[Directives]:
A – In the passage on Columbia River Gorge attractions, how much does admission to the Cascade Locks Historical Museum cost for a family?
B – Proceed with the passage on Columbia River Gorge attractions, continuing on from its final sentence.

Here you will find a few different places worth exploring. The Lock & Dam was the first built on the Columbia River, but not the last. You can learn all about the cultural history of the region, the construction of the dam, the history of navigating the river, and the life-cycles of salmon and the Pacific lamprey.

Bonneville Dam
At Bonneville Dam hatchery and locks

There are also underwater windows that give you an up close and personal view of the river wildlife. From there you can view the fish ladder, a place where salmon and trout are able to migrate upstream to spawn. You might even spot the terrifying parasitic Pacific lamprey, a primitive fish that looks like an eel but has a round sucker-like mouth and breathing holes instead of gills.

From there, you can head over to the Bonneville Fish Hatchery, the largest facility of its kind operated by the Oregon Department of Fish and Wildlife. Here you will be able to view many different display ponds where you can see rainbow trout and sturgeon. There is one fish there who is over 60 years old, Herman the Sturgeon, he is almost 10 feet long and weighs around 425 pounds!

We visited the place when our kids were 7 and 9 years old respectively. They LOVED the visit. What’s there not to like about certain viewing of wildlife? We also stayed for the tour of the dam, which was very good. All in all, we spend over an hour here.

5. Cascade Locks Historical Museum

The museum overlooks the lock and canal originally built in the late 1800’s. It houses the first steam locomotive built on the Pacific Coast in addition to many other exhibits. There are artifacts and photographs from Native Americans in the gorge, historic waterways, the Cascade rapids, and many other historically significant aspects of the gorge.

You can visit the museum on Tuesday through Sunday from noon to 5pm during the months of May through September. General admission is $3, youth and seniors are $2, or families can get in for $5.

6. Twin Tunnels Trail

The two tunnels this trail was named after have an interesting history. They were originally part of the Columbia River Highway but were abandoned due to how often rockfalls occurred. When this part of the road was closed the tunnels were forgotten and became filled with fallen rock.

Historic Columbia River Highway - The Mosier Twin Tunnels along the Historic Columbia River Highway
The Mosier Twin Tunnels along the Historic Columbia River Highway | Photo by Ian Poellet

In 2000 the area was reopened to hikers after work was done to remove the rubble and resurface the road. It is an easy 14-mile paved round-trip hike with an elevation gain of around 300 feet.

[Records supplied]:

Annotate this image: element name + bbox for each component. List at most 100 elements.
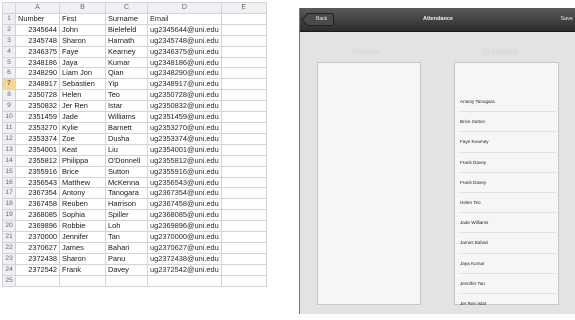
table-cell[interactable]: 2356543 — [15, 176, 60, 189]
row-header[interactable]: 9 — [2, 100, 16, 113]
table-cell[interactable]: Email — [147, 12, 222, 25]
table-cell[interactable]: ug2348186@uni.edu — [147, 56, 222, 69]
row-header[interactable]: 10 — [2, 111, 16, 123]
table-cell[interactable]: ug2356543@uni.edu — [147, 176, 222, 189]
table-cell[interactable]: 2355916 — [15, 165, 60, 178]
table-cell[interactable]: Matthew — [59, 176, 106, 189]
row-header[interactable]: 24 — [2, 263, 16, 276]
table-cell[interactable]: ug2350728@uni.edu — [147, 89, 222, 102]
candidate-item[interactable]: Antony Tanogara — [458, 92, 556, 113]
table-cell[interactable]: Panu — [105, 252, 148, 265]
table-cell[interactable]: Sebastien — [59, 78, 106, 91]
row-header[interactable]: 8 — [2, 89, 16, 102]
save-button[interactable]: Save — [560, 8, 573, 31]
table-cell[interactable] — [220, 56, 267, 69]
table-cell[interactable]: James — [59, 241, 106, 254]
table-cell[interactable]: ug2353374@uni.edu — [147, 132, 222, 145]
table-cell[interactable]: Jaya — [59, 56, 106, 69]
table-cell[interactable]: Helen — [59, 89, 106, 102]
table-cell[interactable]: ug2355916@uni.edu — [147, 165, 222, 178]
table-cell[interactable]: ug2354001@uni.edu — [147, 143, 222, 156]
table-cell[interactable]: 2372438 — [15, 252, 60, 265]
table-cell[interactable]: Kumar — [105, 56, 148, 69]
table-cell[interactable] — [220, 198, 267, 211]
row-header[interactable]: 12 — [2, 132, 16, 145]
row-header[interactable]: 15 — [2, 165, 16, 178]
presents-list[interactable] — [317, 62, 421, 305]
row-header[interactable]: 4 — [2, 45, 16, 58]
table-cell[interactable]: Liu — [105, 143, 148, 156]
table-cell[interactable]: 2350728 — [15, 89, 60, 102]
table-cell[interactable]: Sharon — [59, 252, 106, 265]
table-cell[interactable] — [220, 187, 267, 200]
table-cell[interactable]: 2354001 — [15, 143, 60, 156]
table-cell[interactable] — [220, 132, 267, 145]
table-cell[interactable]: Keat — [59, 143, 106, 156]
table-cell[interactable]: Loh — [105, 220, 148, 233]
table-cell[interactable] — [220, 176, 267, 189]
table-cell[interactable]: Istar — [105, 100, 148, 113]
candidate-item[interactable]: Helen Teo — [458, 193, 556, 214]
candidate-item[interactable]: Frank Davey — [458, 173, 556, 193]
table-cell[interactable] — [220, 111, 267, 123]
row-header[interactable]: 11 — [2, 121, 16, 134]
table-cell[interactable]: Sharon — [59, 34, 106, 47]
table-cell[interactable]: 2372542 — [15, 263, 60, 276]
table-cell[interactable]: ug2355812@uni.edu — [147, 154, 222, 167]
row-header[interactable]: 20 — [2, 220, 16, 233]
table-cell[interactable] — [15, 274, 60, 287]
table-cell[interactable]: ug2370627@uni.edu — [147, 241, 222, 254]
table-cell[interactable] — [220, 67, 267, 80]
table-cell[interactable]: Barnett — [105, 121, 148, 134]
table-cell[interactable]: Robbie — [59, 220, 106, 233]
table-cell[interactable]: 2367458 — [15, 198, 60, 211]
candidate-item[interactable]: Brice Sutton — [458, 112, 556, 133]
table-cell[interactable]: 2348290 — [15, 67, 60, 80]
table-cell[interactable]: Qian — [105, 67, 148, 80]
table-cell[interactable]: ug2345748@uni.edu — [147, 34, 222, 47]
table-cell[interactable]: 2370000 — [15, 231, 60, 243]
table-cell[interactable]: ug2370000@uni.edu — [147, 231, 222, 243]
table-cell[interactable]: Kearney — [105, 45, 148, 58]
row-header[interactable]: 22 — [2, 241, 16, 254]
table-cell[interactable]: ug2346375@uni.edu — [147, 45, 222, 58]
table-cell[interactable]: Philippa — [59, 154, 106, 167]
table-cell[interactable]: 2348917 — [15, 78, 60, 91]
row-header[interactable]: 7 — [2, 78, 16, 91]
table-cell[interactable]: Davey — [105, 263, 148, 276]
row-header[interactable]: 16 — [2, 176, 16, 189]
table-cell[interactable] — [220, 121, 267, 134]
candidate-item[interactable]: Jer Ren Istar — [458, 294, 556, 315]
table-cell[interactable]: Jer Ren — [59, 100, 106, 113]
table-cell[interactable] — [220, 209, 267, 222]
table-cell[interactable]: 2351459 — [15, 111, 60, 123]
table-cell[interactable]: Yip — [105, 78, 148, 91]
column-header-d[interactable]: D — [147, 2, 222, 14]
table-cell[interactable]: Brice — [59, 165, 106, 178]
table-cell[interactable] — [220, 23, 267, 36]
table-cell[interactable]: Reuben — [59, 198, 106, 211]
row-header[interactable]: 21 — [2, 231, 16, 243]
table-cell[interactable]: ug2351459@uni.edu — [147, 111, 222, 123]
table-cell[interactable] — [220, 220, 267, 233]
row-header[interactable]: 14 — [2, 154, 16, 167]
row-header[interactable]: 18 — [2, 198, 16, 211]
table-cell[interactable]: 2350832 — [15, 100, 60, 113]
table-cell[interactable]: Jennifer — [59, 231, 106, 243]
table-cell[interactable]: Liam Jon — [59, 67, 106, 80]
row-header[interactable]: 3 — [2, 34, 16, 47]
table-cell[interactable]: Bielefeld — [105, 23, 148, 36]
table-cell[interactable] — [220, 252, 267, 265]
row-header[interactable]: 2 — [2, 23, 16, 36]
table-cell[interactable]: Harnath — [105, 34, 148, 47]
row-header[interactable]: 23 — [2, 252, 16, 265]
table-cell[interactable]: Spiller — [105, 209, 148, 222]
table-cell[interactable]: ug2348917@uni.edu — [147, 78, 222, 91]
row-header[interactable]: 25 — [2, 274, 16, 287]
row-header[interactable]: 1 — [2, 12, 16, 25]
table-cell[interactable]: ug2353270@uni.edu — [147, 121, 222, 134]
table-cell[interactable] — [220, 143, 267, 156]
table-cell[interactable]: Antony — [59, 187, 106, 200]
table-cell[interactable]: 2355812 — [15, 154, 60, 167]
table-cell[interactable]: 2345644 — [15, 23, 60, 36]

[Answers to each task]:
A – $5.

B –
7. Rowena Crest and Loops

This is a dizzying part of the scenic byway as the engineers decided not to build a tunnel but instead loop the road back and forth to climb to Rowena Crest. In the spring, this road is filled with motorcyclists, but it is still worth the drive.

The Rowena Loops
The Rowena Loops | Photo by daveynin

Rowena Crest’s view has been described as “large and majestic.” From here you are able to see the Columbia River stretching out along the horizon and the Columbia highway winding along the side of the gorge. In spring the view is even more spectacular as it is filled with various wildflowers growing throughout the area.

8. Columbia Gorge Discovery Center

Located just outside The Dalles this center houses numerous exhibits, meeting rooms, an auditorium, museum store, café, and research library. In addition, there is an area where visitors can try out windsurfing while staying dry!

Gorge Discovery Center building
Gorge Discovery Center Building

Here you can learn about how the gorge was formed, the geology of the gorge, and information for kids located at eye level. In addition, there are exhibits about the weather, wildlife, native tribes, and the Lewis & Clark expedition.

The Discovery Center is open daily from 9am to 5pm. General admission is $9, children ages 6 to 16 are $5, and anyone 5 or younger is free. For more detailed information, the admission costs are located at the bottom of their website. 

9. The History Museum of Hood River County

This museum has many temporary exhibits as well as permanent exhibits which include information on Native American culture, pioneer settlers, the timber and logging history of the area, the Hood River Japanese American story, and others. It also has a children’s exploration space that has hands-on activities and displays.

The history museum is open Monday through Saturday from 11am to 4pm. It is closed to the public from the end of December through the month of January. General admission is $5, but children 10 and under are free.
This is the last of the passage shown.